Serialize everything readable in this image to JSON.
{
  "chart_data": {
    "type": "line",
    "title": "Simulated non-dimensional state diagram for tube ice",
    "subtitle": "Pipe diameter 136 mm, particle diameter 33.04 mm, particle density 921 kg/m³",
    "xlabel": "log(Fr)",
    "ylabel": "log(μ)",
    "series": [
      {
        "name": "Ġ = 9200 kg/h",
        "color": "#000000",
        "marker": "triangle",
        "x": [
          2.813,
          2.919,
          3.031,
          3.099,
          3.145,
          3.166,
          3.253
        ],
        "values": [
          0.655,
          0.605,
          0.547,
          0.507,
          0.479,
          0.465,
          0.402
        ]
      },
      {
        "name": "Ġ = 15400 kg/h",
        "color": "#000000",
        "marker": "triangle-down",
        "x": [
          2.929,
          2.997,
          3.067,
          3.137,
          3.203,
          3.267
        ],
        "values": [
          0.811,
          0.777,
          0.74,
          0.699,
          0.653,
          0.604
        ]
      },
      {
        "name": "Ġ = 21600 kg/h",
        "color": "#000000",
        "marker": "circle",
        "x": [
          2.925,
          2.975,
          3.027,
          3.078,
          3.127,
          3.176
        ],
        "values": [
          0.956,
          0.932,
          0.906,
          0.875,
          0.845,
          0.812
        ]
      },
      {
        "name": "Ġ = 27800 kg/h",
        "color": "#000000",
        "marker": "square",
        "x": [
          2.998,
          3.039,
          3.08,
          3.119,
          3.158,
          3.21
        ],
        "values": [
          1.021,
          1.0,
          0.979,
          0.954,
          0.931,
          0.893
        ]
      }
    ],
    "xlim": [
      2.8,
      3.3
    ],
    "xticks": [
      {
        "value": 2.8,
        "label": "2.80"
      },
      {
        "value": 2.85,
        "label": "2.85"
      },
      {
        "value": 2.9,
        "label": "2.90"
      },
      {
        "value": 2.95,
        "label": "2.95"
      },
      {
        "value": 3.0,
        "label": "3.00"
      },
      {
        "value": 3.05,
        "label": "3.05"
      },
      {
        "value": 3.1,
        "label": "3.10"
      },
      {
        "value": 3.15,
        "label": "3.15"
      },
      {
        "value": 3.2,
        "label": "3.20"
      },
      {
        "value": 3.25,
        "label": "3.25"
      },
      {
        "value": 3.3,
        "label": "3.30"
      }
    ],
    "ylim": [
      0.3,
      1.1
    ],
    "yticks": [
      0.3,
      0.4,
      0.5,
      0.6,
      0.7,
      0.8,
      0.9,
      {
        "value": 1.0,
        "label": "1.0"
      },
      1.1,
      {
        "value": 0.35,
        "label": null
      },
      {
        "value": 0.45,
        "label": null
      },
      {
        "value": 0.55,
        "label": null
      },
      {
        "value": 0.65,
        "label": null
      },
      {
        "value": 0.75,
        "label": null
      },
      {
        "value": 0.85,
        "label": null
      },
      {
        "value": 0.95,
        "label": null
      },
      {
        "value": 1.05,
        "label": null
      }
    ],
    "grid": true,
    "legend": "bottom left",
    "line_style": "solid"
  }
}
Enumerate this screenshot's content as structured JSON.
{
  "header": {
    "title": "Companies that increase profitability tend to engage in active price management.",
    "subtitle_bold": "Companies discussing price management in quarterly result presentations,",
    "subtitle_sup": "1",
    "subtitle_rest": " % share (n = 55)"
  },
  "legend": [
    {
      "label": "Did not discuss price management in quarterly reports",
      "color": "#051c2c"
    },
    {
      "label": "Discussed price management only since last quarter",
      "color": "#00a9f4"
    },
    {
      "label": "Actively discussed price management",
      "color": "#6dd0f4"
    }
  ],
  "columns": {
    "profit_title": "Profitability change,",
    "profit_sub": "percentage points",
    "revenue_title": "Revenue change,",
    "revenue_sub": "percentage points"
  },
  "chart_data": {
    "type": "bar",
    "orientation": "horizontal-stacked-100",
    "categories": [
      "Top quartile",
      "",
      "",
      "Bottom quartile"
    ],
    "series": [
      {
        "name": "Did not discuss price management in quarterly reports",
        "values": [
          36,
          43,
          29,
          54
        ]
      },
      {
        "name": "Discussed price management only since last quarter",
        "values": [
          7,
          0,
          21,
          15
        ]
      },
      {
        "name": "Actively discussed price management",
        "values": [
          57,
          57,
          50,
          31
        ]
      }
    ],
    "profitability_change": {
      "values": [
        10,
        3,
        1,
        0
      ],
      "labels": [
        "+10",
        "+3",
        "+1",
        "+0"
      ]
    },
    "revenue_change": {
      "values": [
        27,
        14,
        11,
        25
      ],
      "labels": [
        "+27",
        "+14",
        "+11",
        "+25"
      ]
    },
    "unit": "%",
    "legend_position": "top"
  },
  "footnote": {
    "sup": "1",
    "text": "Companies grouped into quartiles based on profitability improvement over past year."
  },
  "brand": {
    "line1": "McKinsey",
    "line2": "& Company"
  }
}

○ ○ ○

» What is asked:
Look through the records and count each line that holds "management". Write only the total.

» Finished answer:
8